___ THE INPUT ___
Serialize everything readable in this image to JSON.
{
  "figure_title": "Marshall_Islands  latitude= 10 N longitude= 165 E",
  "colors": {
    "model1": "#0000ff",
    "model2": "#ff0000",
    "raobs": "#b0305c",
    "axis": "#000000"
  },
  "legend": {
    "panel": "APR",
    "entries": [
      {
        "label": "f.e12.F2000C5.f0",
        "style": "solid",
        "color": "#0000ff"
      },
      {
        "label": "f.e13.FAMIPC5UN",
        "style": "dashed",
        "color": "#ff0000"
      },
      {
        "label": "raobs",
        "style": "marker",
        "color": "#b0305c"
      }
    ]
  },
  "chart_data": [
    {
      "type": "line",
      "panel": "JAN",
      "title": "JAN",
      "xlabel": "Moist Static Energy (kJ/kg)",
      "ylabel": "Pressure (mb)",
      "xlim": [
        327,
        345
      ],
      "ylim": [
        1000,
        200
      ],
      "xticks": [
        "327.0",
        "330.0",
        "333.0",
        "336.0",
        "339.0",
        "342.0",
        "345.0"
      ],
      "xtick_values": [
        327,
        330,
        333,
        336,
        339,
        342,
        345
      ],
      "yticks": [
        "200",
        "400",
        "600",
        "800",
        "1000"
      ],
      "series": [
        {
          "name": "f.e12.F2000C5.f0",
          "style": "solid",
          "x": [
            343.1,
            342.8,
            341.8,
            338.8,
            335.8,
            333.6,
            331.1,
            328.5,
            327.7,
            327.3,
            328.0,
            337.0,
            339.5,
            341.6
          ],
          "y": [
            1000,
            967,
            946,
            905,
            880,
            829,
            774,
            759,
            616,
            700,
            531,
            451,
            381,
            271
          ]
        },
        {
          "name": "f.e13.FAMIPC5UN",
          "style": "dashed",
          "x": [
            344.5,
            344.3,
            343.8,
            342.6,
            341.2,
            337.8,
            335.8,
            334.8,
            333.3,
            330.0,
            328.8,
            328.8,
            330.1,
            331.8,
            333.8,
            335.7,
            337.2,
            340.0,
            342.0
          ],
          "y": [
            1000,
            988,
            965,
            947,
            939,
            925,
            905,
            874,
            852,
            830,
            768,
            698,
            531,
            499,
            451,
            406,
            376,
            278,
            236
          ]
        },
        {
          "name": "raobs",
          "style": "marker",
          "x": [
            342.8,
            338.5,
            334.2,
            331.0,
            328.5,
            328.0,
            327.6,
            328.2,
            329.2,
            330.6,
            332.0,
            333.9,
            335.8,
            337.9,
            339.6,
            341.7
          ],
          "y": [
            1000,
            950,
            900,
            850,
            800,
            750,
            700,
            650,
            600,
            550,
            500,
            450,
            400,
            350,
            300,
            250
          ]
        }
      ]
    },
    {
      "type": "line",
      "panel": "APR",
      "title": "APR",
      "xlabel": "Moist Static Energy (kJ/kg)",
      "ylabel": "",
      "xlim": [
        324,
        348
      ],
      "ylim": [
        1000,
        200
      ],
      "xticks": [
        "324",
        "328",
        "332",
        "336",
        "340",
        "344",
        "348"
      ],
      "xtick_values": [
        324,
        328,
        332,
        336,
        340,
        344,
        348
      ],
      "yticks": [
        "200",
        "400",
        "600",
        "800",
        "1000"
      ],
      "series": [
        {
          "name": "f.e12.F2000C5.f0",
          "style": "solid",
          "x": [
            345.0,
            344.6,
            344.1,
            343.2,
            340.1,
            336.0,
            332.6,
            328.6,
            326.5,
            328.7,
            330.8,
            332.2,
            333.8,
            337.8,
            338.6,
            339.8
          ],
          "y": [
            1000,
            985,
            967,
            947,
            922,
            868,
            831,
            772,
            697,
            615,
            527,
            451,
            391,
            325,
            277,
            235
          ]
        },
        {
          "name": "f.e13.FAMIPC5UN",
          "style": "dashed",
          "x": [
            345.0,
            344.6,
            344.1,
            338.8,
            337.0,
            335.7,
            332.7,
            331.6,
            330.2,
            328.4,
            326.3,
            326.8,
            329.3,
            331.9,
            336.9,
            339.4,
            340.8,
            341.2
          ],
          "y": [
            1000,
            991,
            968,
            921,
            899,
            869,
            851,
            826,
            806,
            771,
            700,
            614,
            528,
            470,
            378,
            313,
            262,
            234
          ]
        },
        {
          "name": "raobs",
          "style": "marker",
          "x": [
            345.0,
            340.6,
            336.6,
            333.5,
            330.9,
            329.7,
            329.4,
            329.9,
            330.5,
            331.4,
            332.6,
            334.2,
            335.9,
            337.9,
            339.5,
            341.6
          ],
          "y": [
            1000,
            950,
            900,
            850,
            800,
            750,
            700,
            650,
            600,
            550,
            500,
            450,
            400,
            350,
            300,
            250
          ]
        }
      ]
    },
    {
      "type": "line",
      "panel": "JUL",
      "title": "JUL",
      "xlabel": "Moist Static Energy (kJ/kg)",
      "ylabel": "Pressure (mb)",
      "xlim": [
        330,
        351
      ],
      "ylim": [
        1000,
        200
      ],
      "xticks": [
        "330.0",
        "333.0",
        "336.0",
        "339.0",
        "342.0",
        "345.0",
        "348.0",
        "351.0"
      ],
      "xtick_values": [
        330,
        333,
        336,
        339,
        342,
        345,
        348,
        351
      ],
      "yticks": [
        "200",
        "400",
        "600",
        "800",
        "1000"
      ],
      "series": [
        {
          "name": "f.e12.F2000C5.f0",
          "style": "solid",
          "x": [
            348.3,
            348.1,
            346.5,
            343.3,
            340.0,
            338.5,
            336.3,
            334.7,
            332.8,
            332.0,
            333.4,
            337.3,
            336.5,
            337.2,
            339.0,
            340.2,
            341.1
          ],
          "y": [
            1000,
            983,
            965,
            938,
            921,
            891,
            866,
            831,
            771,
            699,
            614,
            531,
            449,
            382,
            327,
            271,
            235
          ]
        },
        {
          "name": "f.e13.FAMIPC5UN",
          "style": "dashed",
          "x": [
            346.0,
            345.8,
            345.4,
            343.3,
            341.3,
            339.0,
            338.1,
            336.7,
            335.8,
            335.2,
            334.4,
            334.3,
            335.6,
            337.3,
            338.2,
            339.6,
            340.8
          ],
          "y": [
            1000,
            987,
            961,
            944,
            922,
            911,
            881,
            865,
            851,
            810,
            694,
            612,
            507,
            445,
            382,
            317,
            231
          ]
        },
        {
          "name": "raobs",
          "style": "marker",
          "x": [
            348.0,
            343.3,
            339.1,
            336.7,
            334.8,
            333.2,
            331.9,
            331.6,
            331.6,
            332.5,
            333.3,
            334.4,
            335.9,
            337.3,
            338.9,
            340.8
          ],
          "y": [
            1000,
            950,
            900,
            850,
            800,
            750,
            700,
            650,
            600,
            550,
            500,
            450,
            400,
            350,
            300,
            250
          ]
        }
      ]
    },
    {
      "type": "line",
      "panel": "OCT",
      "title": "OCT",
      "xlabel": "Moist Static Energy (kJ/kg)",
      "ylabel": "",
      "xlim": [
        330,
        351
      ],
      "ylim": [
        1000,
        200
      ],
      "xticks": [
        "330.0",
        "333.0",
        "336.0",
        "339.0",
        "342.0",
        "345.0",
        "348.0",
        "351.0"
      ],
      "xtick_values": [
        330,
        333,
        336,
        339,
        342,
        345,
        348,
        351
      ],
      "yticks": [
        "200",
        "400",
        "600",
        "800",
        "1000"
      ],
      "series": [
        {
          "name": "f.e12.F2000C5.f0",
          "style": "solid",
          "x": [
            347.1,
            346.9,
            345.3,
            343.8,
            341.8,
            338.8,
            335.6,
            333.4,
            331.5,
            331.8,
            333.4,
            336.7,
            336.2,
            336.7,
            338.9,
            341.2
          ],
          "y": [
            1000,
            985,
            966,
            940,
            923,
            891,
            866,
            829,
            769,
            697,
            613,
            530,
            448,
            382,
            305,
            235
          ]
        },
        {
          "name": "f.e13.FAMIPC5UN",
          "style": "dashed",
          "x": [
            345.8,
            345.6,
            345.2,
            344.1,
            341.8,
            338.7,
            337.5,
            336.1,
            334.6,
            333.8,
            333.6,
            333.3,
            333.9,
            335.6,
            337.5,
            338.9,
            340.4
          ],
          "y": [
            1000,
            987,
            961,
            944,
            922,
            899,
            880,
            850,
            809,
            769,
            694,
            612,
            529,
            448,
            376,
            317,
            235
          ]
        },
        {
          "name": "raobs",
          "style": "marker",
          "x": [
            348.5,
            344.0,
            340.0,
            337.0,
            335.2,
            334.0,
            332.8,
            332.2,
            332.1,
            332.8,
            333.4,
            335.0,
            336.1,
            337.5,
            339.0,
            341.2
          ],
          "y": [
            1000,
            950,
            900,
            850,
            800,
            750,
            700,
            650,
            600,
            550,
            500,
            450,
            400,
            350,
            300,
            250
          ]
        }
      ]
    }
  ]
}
___
Find the word "panel" in the data and show each line that holds it.

    "panel": "APR",
      "panel": "JAN",
      "panel": "APR",
      "panel": "JUL",
      "panel": "OCT",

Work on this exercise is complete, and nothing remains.